> **SOURCE DATA**:
* * *

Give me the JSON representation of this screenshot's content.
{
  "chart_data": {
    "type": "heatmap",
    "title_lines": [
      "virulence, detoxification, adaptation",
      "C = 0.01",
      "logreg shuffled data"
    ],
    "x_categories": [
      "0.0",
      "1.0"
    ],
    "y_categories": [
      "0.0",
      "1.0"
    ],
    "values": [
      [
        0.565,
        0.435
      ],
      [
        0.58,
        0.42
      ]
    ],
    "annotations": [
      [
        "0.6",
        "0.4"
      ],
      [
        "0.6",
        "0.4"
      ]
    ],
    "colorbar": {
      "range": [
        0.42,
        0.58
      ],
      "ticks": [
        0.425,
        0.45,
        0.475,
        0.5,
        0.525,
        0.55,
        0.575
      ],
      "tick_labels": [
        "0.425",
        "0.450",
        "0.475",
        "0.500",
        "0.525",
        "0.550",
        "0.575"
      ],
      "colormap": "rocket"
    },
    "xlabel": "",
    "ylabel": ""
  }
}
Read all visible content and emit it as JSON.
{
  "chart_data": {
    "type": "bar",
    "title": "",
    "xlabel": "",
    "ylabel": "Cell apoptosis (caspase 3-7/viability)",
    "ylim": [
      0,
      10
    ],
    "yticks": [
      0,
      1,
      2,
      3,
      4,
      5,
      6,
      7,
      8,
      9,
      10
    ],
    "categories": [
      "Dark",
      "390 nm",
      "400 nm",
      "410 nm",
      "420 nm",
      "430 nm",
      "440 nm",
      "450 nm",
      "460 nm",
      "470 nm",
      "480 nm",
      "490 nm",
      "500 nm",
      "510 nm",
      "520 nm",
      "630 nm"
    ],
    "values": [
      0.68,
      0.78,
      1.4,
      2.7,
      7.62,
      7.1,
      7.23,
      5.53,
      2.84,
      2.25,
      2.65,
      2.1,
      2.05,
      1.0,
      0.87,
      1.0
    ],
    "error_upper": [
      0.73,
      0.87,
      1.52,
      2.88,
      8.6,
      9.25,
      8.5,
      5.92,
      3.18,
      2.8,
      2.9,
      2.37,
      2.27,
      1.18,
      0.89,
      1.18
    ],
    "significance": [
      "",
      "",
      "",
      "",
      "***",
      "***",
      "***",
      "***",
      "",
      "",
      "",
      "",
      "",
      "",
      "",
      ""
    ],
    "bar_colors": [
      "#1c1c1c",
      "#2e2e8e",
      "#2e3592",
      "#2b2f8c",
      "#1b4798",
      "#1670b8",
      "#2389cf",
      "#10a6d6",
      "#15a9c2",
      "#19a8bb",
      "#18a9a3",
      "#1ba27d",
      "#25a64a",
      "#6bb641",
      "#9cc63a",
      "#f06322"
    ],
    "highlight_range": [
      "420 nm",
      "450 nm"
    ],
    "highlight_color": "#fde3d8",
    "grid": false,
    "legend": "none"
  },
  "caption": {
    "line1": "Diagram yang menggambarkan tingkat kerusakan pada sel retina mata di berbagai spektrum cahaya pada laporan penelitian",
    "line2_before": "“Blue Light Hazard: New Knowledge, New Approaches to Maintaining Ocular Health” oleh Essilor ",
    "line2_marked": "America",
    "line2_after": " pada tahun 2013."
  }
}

* * *

> **TASK INSTRUCTIONS**:
Working from the material above, state how many lines contain "ylabel"; give only the number.

> **RESPONSE BELOW**:
2